**SHORT EXERCISE**
Write out the material exactly, leaving every picture behind.

**DATA RECORDS**
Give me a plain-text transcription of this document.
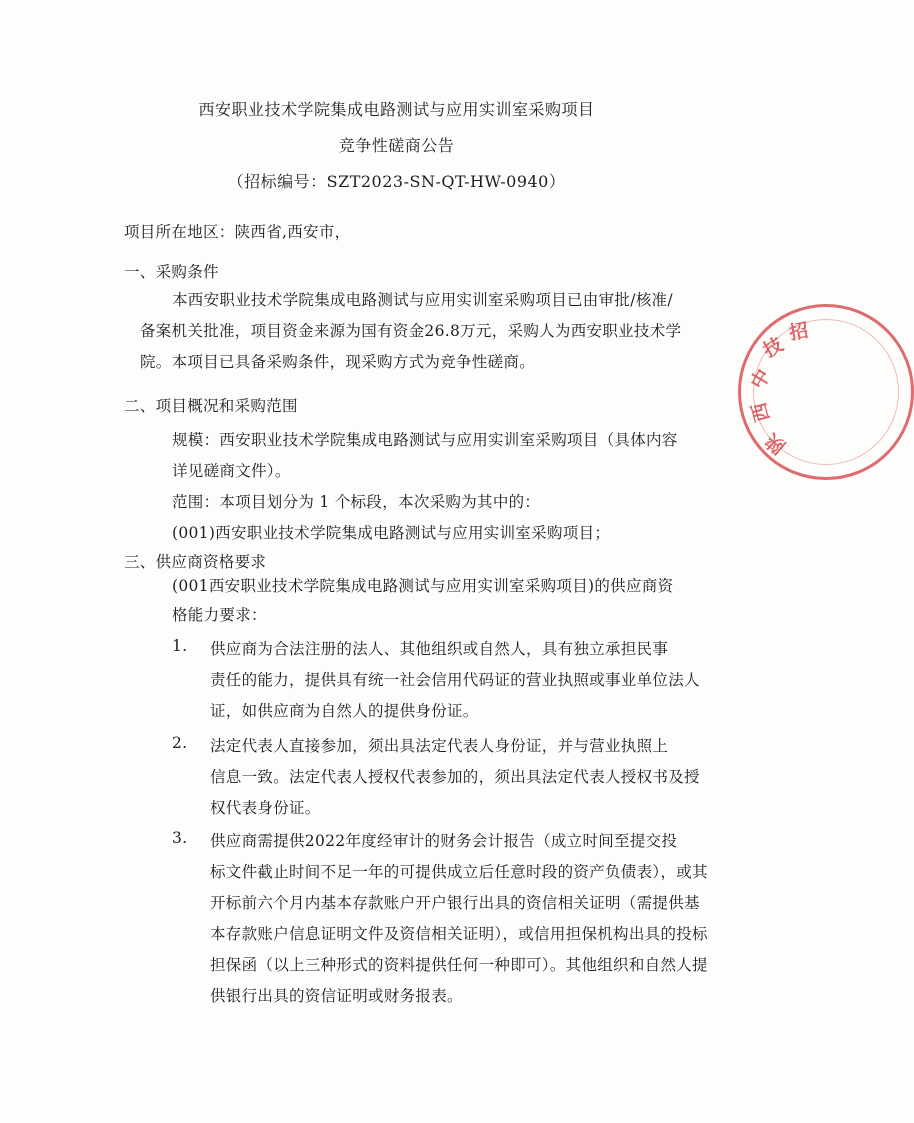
西安职业技术学院集成电路测试与应用实训室采购项目
竞争性磋商公告
（招标编号：SZT2023-SN-QT-HW-0940）
项目所在地区：陕西省,西安市，
一、采购条件
本西安职业技术学院集成电路测试与应用实训室采购项目已由审批/核准/
备案机关批准，项目资金来源为国有资金26.8万元，采购人为西安职业技术学
院。本项目已具备采购条件，现采购方式为竞争性磋商。
二、项目概况和采购范围
规模：西安职业技术学院集成电路测试与应用实训室采购项目（具体内容
详见磋商文件）。
范围：本项目划分为 1 个标段，本次采购为其中的：
(001)西安职业技术学院集成电路测试与应用实训室采购项目；
三、供应商资格要求
(001西安职业技术学院集成电路测试与应用实训室采购项目)的供应商资
格能力要求：
1. 供应商为合法注册的法人、其他组织或自然人，具有独立承担民事
责任的能力，提供具有统一社会信用代码证的营业执照或事业单位法人
证，如供应商为自然人的提供身份证。
2. 法定代表人直接参加，须出具法定代表人身份证，并与营业执照上
信息一致。法定代表人授权代表参加的，须出具法定代表人授权书及授
权代表身份证。
3. 供应商需提供2022年度经审计的财务会计报告（成立时间至提交投
标文件截止时间不足一年的可提供成立后任意时段的资产负债表），或其
开标前六个月内基本存款账户开户银行出具的资信相关证明（需提供基
本存款账户信息证明文件及资信相关证明），或信用担保机构出具的投标
担保函（以上三种形式的资料提供任何一种即可）。其他组织和自然人提
供银行出具的资信证明或财务报表。
技
招
中
西
陕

**TASK RESULT**
Give me a plain-text transcription of this document.
西安职业技术学院集成电路测试与应用实训室采购项目
竞争性磋商公告
（招标编号：SZT2023-SN-QT-HW-0940）
项目所在地区：陕西省,西安市，
一、采购条件
本西安职业技术学院集成电路测试与应用实训室采购项目已由审批/核准/
备案机关批准，项目资金来源为国有资金26.8万元，采购人为西安职业技术学
院。本项目已具备采购条件，现采购方式为竞争性磋商。
二、项目概况和采购范围
规模：西安职业技术学院集成电路测试与应用实训室采购项目（具体内容
详见磋商文件）。
范围：本项目划分为 1 个标段，本次采购为其中的：
(001)西安职业技术学院集成电路测试与应用实训室采购项目；
三、供应商资格要求
(001西安职业技术学院集成电路测试与应用实训室采购项目)的供应商资
格能力要求：
1. 供应商为合法注册的法人、其他组织或自然人，具有独立承担民事
责任的能力，提供具有统一社会信用代码证的营业执照或事业单位法人
证，如供应商为自然人的提供身份证。
2. 法定代表人直接参加，须出具法定代表人身份证，并与营业执照上
信息一致。法定代表人授权代表参加的，须出具法定代表人授权书及授
权代表身份证。
3. 供应商需提供2022年度经审计的财务会计报告（成立时间至提交投
标文件截止时间不足一年的可提供成立后任意时段的资产负债表），或其
开标前六个月内基本存款账户开户银行出具的资信相关证明（需提供基
本存款账户信息证明文件及资信相关证明），或信用担保机构出具的投标
担保函（以上三种形式的资料提供任何一种即可）。其他组织和自然人提
供银行出具的资信证明或财务报表。
技
招
中
西
陕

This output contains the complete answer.